The task:
Rename "data-label" to "value-label" in the entries, beginning at the line that contains "y-tick-label: The Big" and stopping after the line that contains "bar [2086, 1105, 2341, 1127]". Reproduce only those lines, with everything else unchanged.

Element boundary records:
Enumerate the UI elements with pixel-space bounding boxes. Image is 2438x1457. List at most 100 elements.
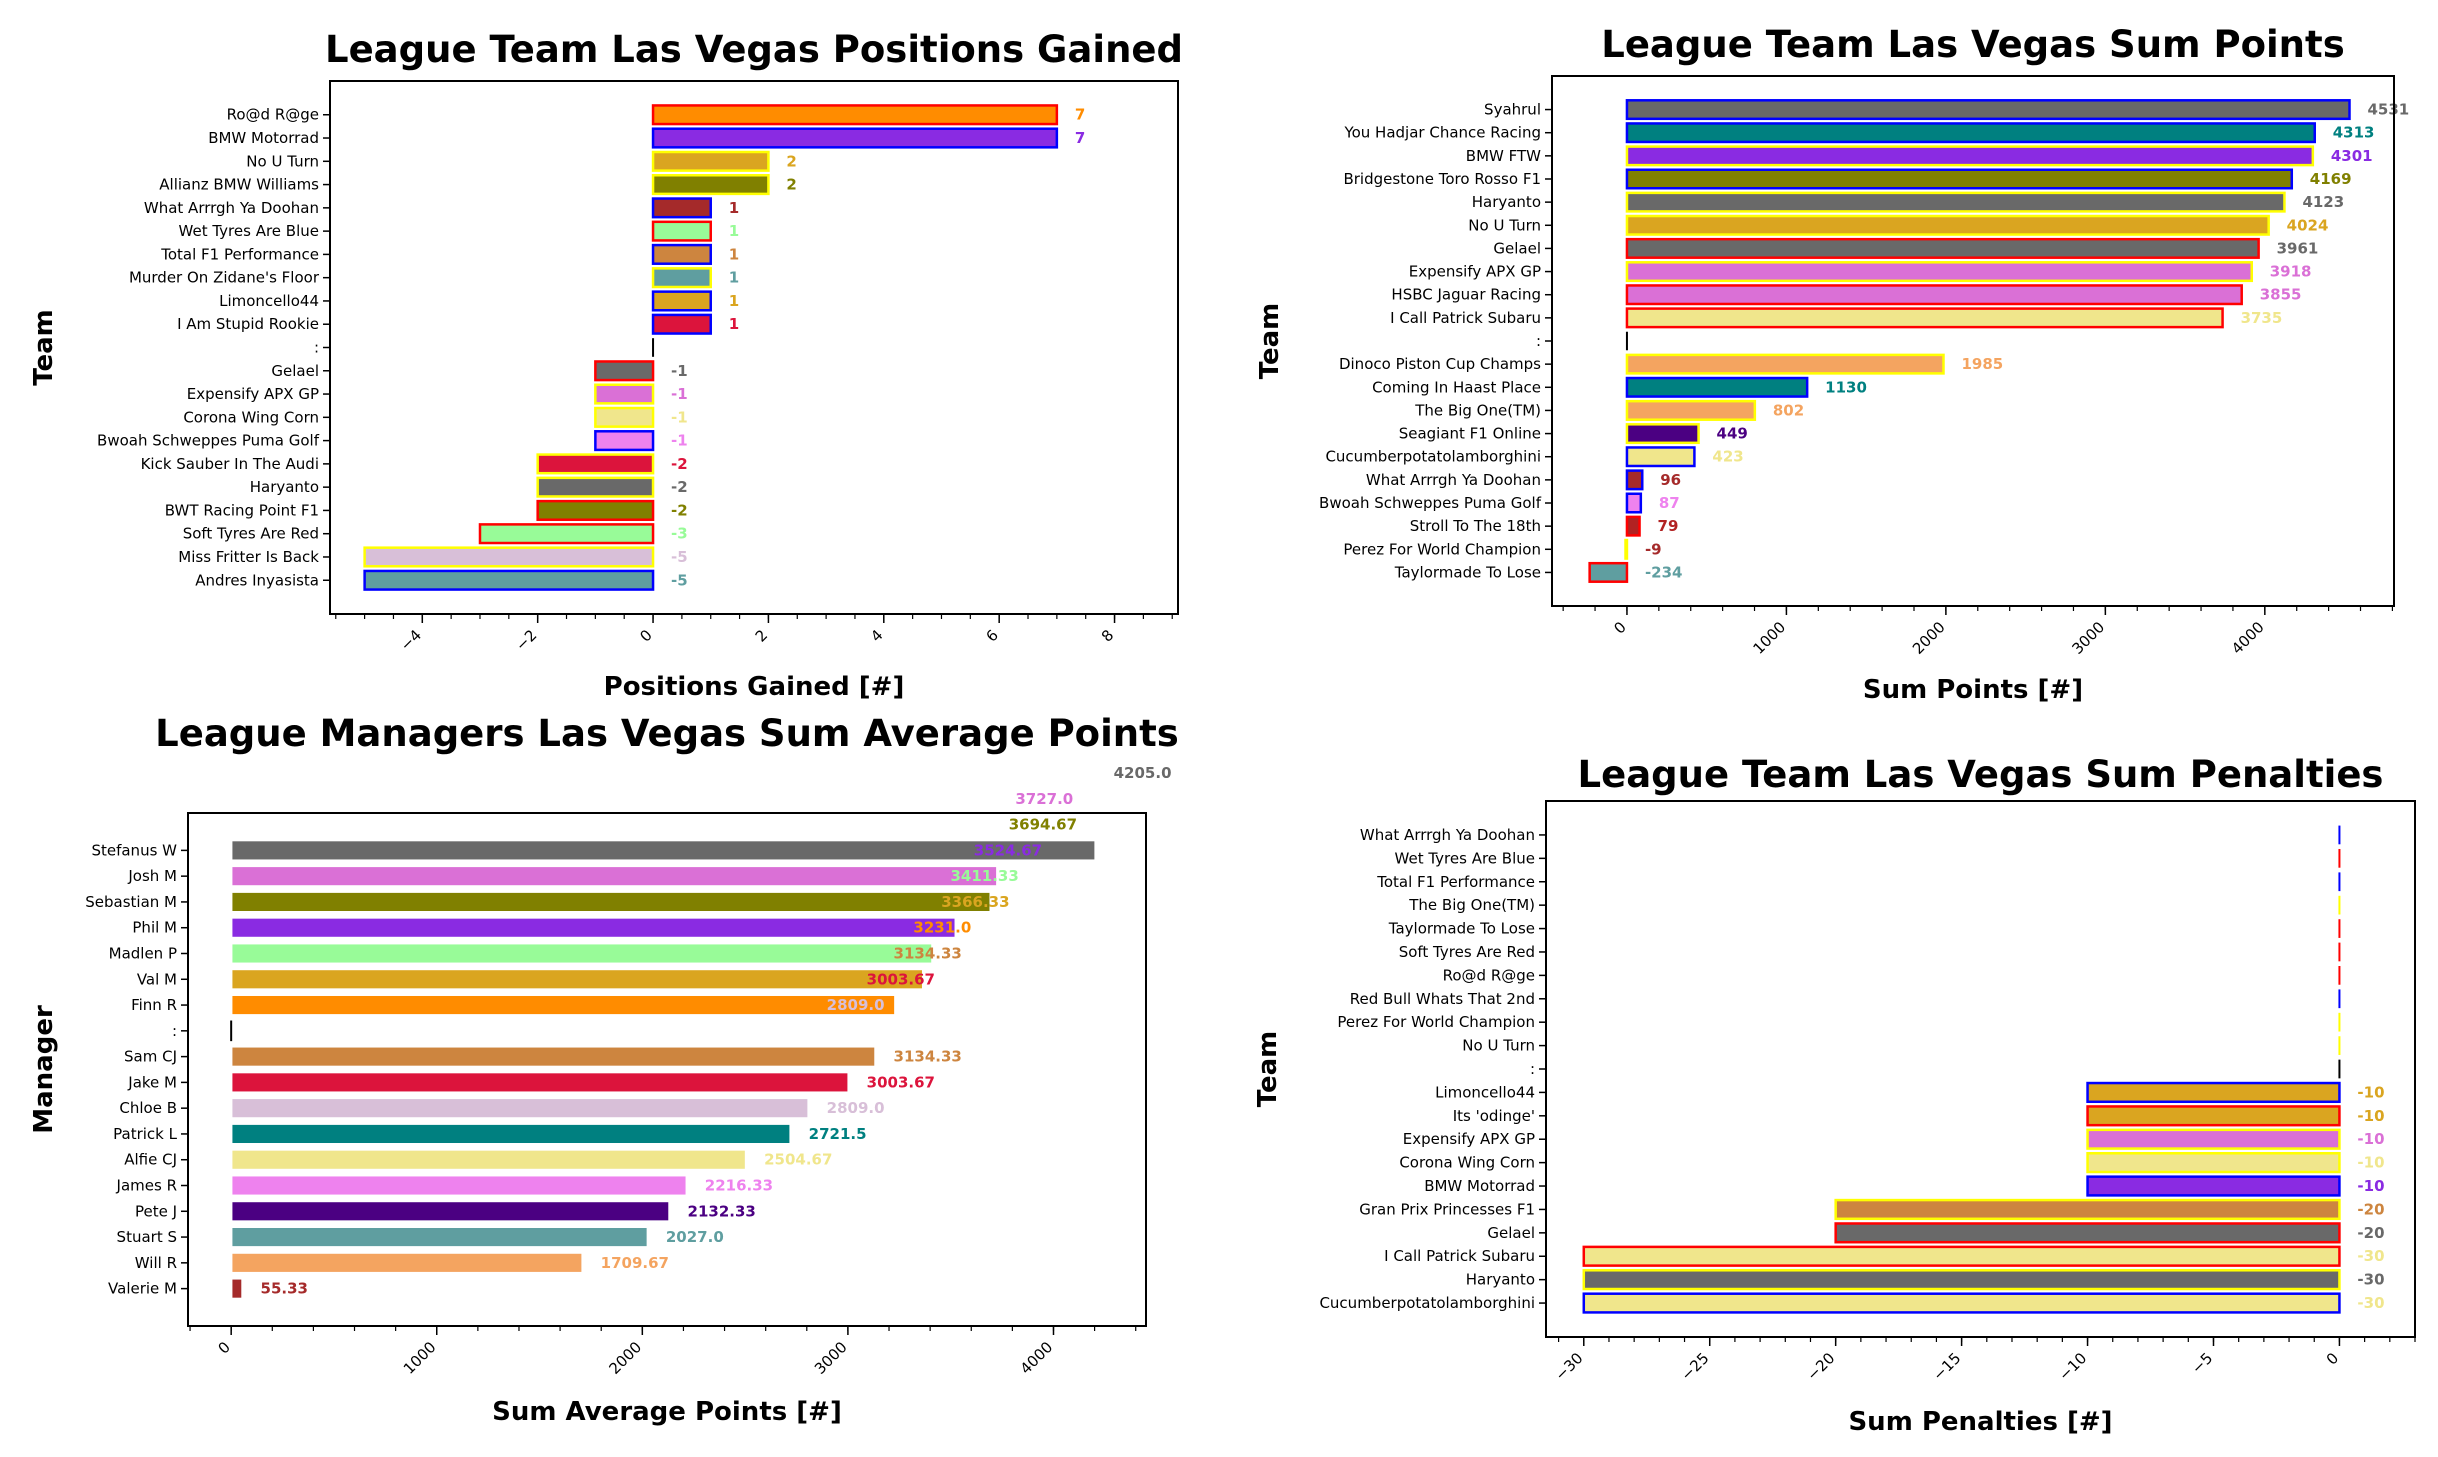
y-tick-label: The Big One(TM) [1408, 896, 1535, 914]
data-label: 423 [1712, 448, 1743, 466]
y-tick-label: : [1536, 332, 1541, 350]
bar [478, 523, 655, 545]
x-tick-label: 1000 [1750, 618, 1790, 658]
y-tick-label: : [172, 1022, 177, 1040]
data-label: 2809.0 [827, 1099, 885, 1117]
data-label: 4313 [2333, 124, 2375, 142]
x-tick-label: 6 [983, 626, 1002, 645]
data-label: 96 [1660, 471, 1681, 489]
data-label: -10 [2357, 1083, 2384, 1101]
bar [536, 453, 655, 475]
data-label: 3735 [2241, 309, 2283, 327]
y-tick-label: Finn R [131, 996, 177, 1014]
y-tick-label: Limoncello44 [219, 292, 319, 310]
data-label: -3 [671, 525, 688, 543]
x-tick-label: 4 [867, 626, 886, 645]
data-label: -1 [671, 432, 688, 450]
data-label: 3524.67 [974, 841, 1042, 859]
bar [1625, 168, 2294, 190]
data-label: 1 [729, 222, 739, 240]
x-tick-label: 1000 [400, 1338, 440, 1378]
data-label: -30 [2357, 1271, 2384, 1289]
bar [2086, 1152, 2341, 1174]
x-tick-label: −15 [1929, 1349, 1964, 1384]
bar [651, 290, 712, 312]
bar [2086, 1105, 2341, 1127]
bar [594, 406, 655, 428]
y-tick-label: Bwoah Schweppes Puma Golf [97, 432, 320, 450]
y-tick-label: Soft Tyres Are Red [183, 525, 319, 543]
y-tick-label: Will R [135, 1254, 177, 1272]
bar [229, 1251, 584, 1275]
y-tick-label: Phil M [132, 919, 177, 937]
y-tick-label: Jake M [127, 1073, 177, 1091]
data-label: 3134.33 [894, 1048, 962, 1066]
bar [594, 383, 655, 405]
axes-frame [1545, 800, 2416, 1338]
x-tick-label: 2000 [1909, 618, 1949, 658]
y-tick-label: You Hadjar Chance Racing [1343, 124, 1541, 142]
data-label: 1 [729, 292, 739, 310]
x-tick-label: −5 [2188, 1349, 2216, 1377]
bar [1625, 353, 1945, 375]
y-tick-label: Seagiant F1 Online [1399, 425, 1541, 443]
bar [1625, 492, 1643, 514]
bar [229, 864, 999, 888]
data-label: 4301 [2331, 147, 2373, 165]
y-tick-label: Expensify APX GP [1409, 263, 1541, 281]
y-tick-label: BMW Motorrad [1424, 1177, 1535, 1195]
bar [1625, 376, 1809, 398]
y-tick-label: Stuart S [117, 1228, 177, 1246]
bar [594, 430, 655, 452]
chart-2: League Team Las Vegas Sum Points Syahrul 4… [1255, 23, 2409, 705]
bar [536, 476, 655, 498]
data-label: 3366.33 [941, 893, 1009, 911]
bar [1624, 538, 1629, 560]
y-axis-label: Team [1253, 1031, 1283, 1108]
y-tick-label: Wet Tyres Are Blue [179, 222, 319, 240]
chart-3: League Managers Las Vegas Sum Average Po… [29, 712, 1179, 1427]
data-label: 3855 [2260, 286, 2302, 304]
chart-1: League Team Las Vegas Positions Gained Ro… [29, 28, 1183, 702]
bar [229, 993, 897, 1017]
bar [651, 220, 712, 242]
y-tick-label: Taylormade To Lose [1388, 920, 1535, 938]
bar [229, 838, 1097, 862]
data-label: 1130 [1825, 378, 1867, 396]
bar [651, 313, 712, 335]
y-tick-label: Kick Sauber In The Audi [141, 455, 319, 473]
y-tick-label: Alfie CJ [124, 1151, 177, 1169]
data-label: 3961 [2277, 239, 2319, 257]
y-tick-label: Expensify APX GP [1403, 1130, 1535, 1148]
bar [2086, 1175, 2341, 1197]
y-tick-label: Perez For World Champion [1343, 540, 1541, 558]
bar [1625, 122, 2316, 144]
x-axis-label: Positions Gained [#] [604, 672, 905, 702]
bar [229, 1148, 748, 1172]
bar [363, 569, 655, 591]
y-tick-label: What Arrrgh Ya Doohan [144, 199, 319, 217]
x-tick-label: 0 [1610, 618, 1629, 637]
x-tick-label: 3000 [2068, 618, 2108, 658]
y-tick-label: HSBC Jaguar Racing [1391, 286, 1541, 304]
bar [363, 546, 655, 568]
x-axis-label: Sum Average Points [#] [492, 1397, 842, 1427]
bar [1625, 99, 2351, 121]
data-label: 3134.33 [894, 944, 962, 962]
data-label: 79 [1658, 517, 1679, 535]
bar [1625, 261, 2254, 283]
y-tick-label: Its 'odinge' [1453, 1107, 1535, 1125]
y-tick-label: Soft Tyres Are Red [1399, 943, 1535, 961]
data-label: -10 [2357, 1107, 2384, 1125]
x-tick-label: −30 [1551, 1349, 1586, 1384]
data-label: 4205.0 [1114, 764, 1172, 782]
bar [594, 360, 655, 382]
data-label: -30 [2357, 1294, 2384, 1312]
data-label: 2027.0 [666, 1228, 724, 1246]
x-tick-label: −25 [1677, 1349, 1712, 1384]
y-tick-label: Perez For World Champion [1337, 1013, 1535, 1031]
bar [651, 243, 712, 265]
data-label: 2132.33 [688, 1202, 756, 1220]
y-tick-label: What Arrrgh Ya Doohan [1366, 471, 1541, 489]
y-axis-label: Team [29, 309, 59, 386]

Problem solution:
y-tick-label: The Big One(TM) [1408, 896, 1535, 914]
value-label: 423 [1712, 448, 1743, 466]
y-tick-label: : [1536, 332, 1541, 350]
bar [478, 523, 655, 545]
x-tick-label: 1000 [1750, 618, 1790, 658]
y-tick-label: : [172, 1022, 177, 1040]
value-label: 2809.0 [827, 1099, 885, 1117]
value-label: 4313 [2333, 124, 2375, 142]
x-tick-label: 6 [983, 626, 1002, 645]
value-label: 96 [1660, 471, 1681, 489]
value-label: -10 [2357, 1083, 2384, 1101]
bar [536, 453, 655, 475]
value-label: 3735 [2241, 309, 2283, 327]
y-tick-label: Finn R [131, 996, 177, 1014]
y-tick-label: Limoncello44 [219, 292, 319, 310]
value-label: -3 [671, 525, 688, 543]
x-tick-label: 4 [867, 626, 886, 645]
value-label: -1 [671, 432, 688, 450]
value-label: 3524.67 [974, 841, 1042, 859]
bar [1625, 168, 2294, 190]
value-label: 1 [729, 222, 739, 240]
x-tick-label: 1000 [400, 1338, 440, 1378]
value-label: -30 [2357, 1271, 2384, 1289]
bar [2086, 1152, 2341, 1174]
x-tick-label: −15 [1929, 1349, 1964, 1384]
bar [651, 290, 712, 312]
bar [2086, 1105, 2341, 1127]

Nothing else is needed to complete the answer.